▶ [TASK GOAL]: Transcribe all of the material below word for word and leave out its pictures.

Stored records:
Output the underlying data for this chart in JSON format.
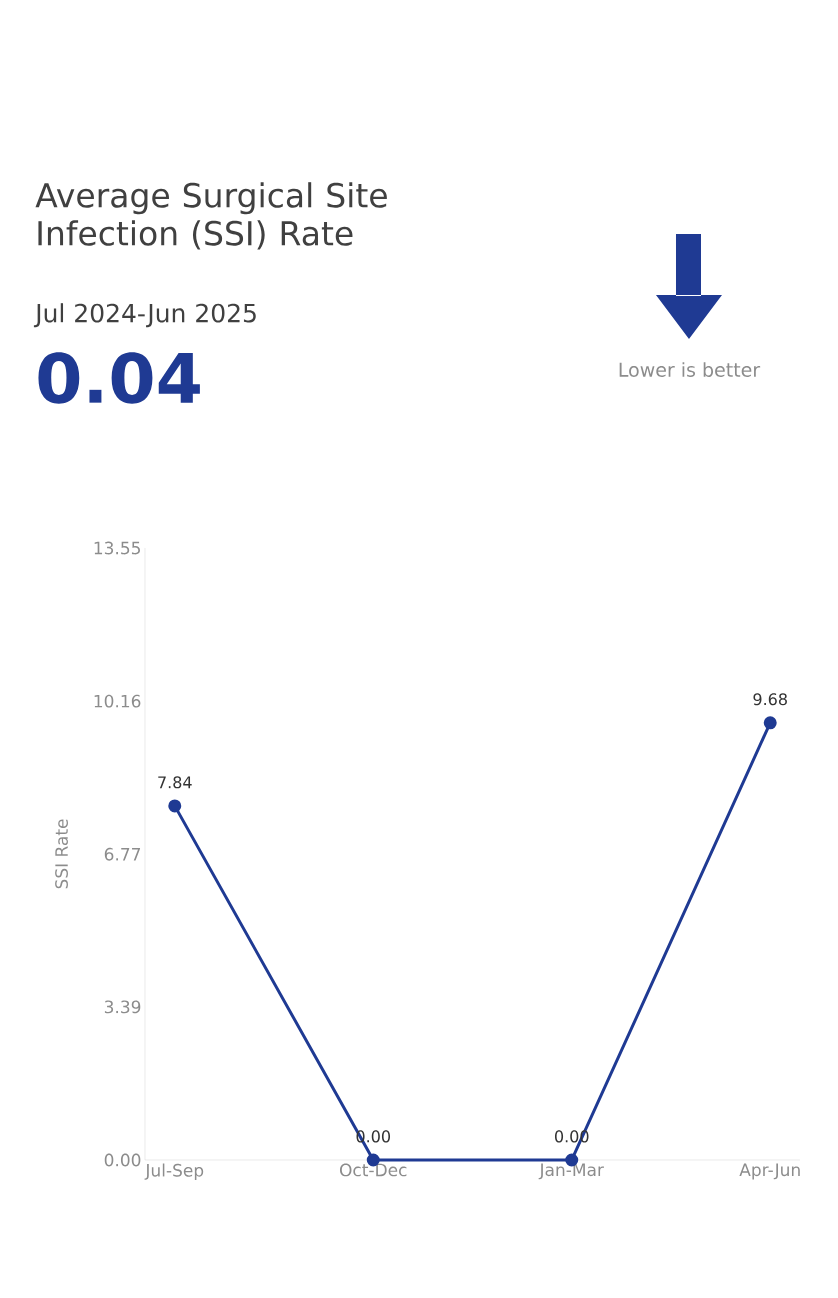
{
  "chart_data": {
    "type": "line",
    "title": "Average Surgical Site Infection (SSI) Rate",
    "subtitle": "Jul 2024-Jun 2025",
    "ylabel": "SSI Rate",
    "annotations": [
      "0.04",
      "Lower is better"
    ],
    "categories": [
      "Jul-Sep",
      "Oct-Dec",
      "Jan-Mar",
      "Apr-Jun"
    ],
    "series": [
      {
        "color": "#1f3a93",
        "values": [
          7.84,
          0,
          0,
          9.68
        ],
        "value_labels": [
          "7.84",
          "0.00",
          "0.00",
          "9.68"
        ]
      }
    ],
    "ylim": [
      0,
      13.55
    ],
    "yticks": [
      {
        "value": 0,
        "label": "0.00"
      },
      3.39,
      6.77,
      10.16,
      13.55
    ],
    "marker": "circle",
    "line_style": "solid"
  }
}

▶ [COMPLETED EXERCISE]:
Output the underlying data for this chart in JSON format.
{
  "chart_data": {
    "type": "line",
    "title": "Average Surgical Site Infection (SSI) Rate",
    "subtitle": "Jul 2024-Jun 2025",
    "ylabel": "SSI Rate",
    "annotations": [
      "0.04",
      "Lower is better"
    ],
    "categories": [
      "Jul-Sep",
      "Oct-Dec",
      "Jan-Mar",
      "Apr-Jun"
    ],
    "series": [
      {
        "color": "#1f3a93",
        "values": [
          7.84,
          0,
          0,
          9.68
        ],
        "value_labels": [
          "7.84",
          "0.00",
          "0.00",
          "9.68"
        ]
      }
    ],
    "ylim": [
      0,
      13.55
    ],
    "yticks": [
      {
        "value": 0,
        "label": "0.00"
      },
      3.39,
      6.77,
      10.16,
      13.55
    ],
    "marker": "circle",
    "line_style": "solid"
  }
}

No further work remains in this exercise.